## Short problem:
Copy the lines holding the word "دونوں", all of them.

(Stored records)

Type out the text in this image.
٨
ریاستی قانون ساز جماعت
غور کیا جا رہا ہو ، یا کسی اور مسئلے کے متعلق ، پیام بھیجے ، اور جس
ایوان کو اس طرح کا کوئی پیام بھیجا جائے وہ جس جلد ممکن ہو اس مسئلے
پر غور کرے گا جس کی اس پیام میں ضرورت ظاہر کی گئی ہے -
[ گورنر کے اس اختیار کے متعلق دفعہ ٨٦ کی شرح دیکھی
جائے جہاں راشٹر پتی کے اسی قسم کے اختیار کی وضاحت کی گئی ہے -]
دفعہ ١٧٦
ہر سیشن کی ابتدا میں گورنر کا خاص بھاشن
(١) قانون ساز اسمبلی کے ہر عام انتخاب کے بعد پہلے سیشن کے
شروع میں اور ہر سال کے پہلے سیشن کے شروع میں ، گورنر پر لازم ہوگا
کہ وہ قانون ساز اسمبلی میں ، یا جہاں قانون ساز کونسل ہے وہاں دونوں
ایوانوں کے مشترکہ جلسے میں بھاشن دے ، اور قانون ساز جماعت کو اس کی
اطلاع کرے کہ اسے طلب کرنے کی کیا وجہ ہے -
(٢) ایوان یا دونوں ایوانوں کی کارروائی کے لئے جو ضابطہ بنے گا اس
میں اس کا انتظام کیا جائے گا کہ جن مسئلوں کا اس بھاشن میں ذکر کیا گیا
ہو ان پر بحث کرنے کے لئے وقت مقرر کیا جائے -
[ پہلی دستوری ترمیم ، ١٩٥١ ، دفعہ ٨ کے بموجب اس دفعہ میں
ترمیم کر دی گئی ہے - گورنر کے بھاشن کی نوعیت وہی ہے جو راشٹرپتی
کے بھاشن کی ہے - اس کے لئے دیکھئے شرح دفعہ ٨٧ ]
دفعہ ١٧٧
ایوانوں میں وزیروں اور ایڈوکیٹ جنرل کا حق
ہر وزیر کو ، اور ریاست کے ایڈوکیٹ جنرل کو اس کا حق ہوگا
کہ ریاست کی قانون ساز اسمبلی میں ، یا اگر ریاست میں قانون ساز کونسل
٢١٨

## Expected answer:
کہ وہ قانون ساز اسمبلی میں ، یا جہاں قانون ساز کونسل ہے وہاں دونوں
(٢) ایوان یا دونوں ایوانوں کی کارروائی کے لئے جو ضابطہ بنے گا اس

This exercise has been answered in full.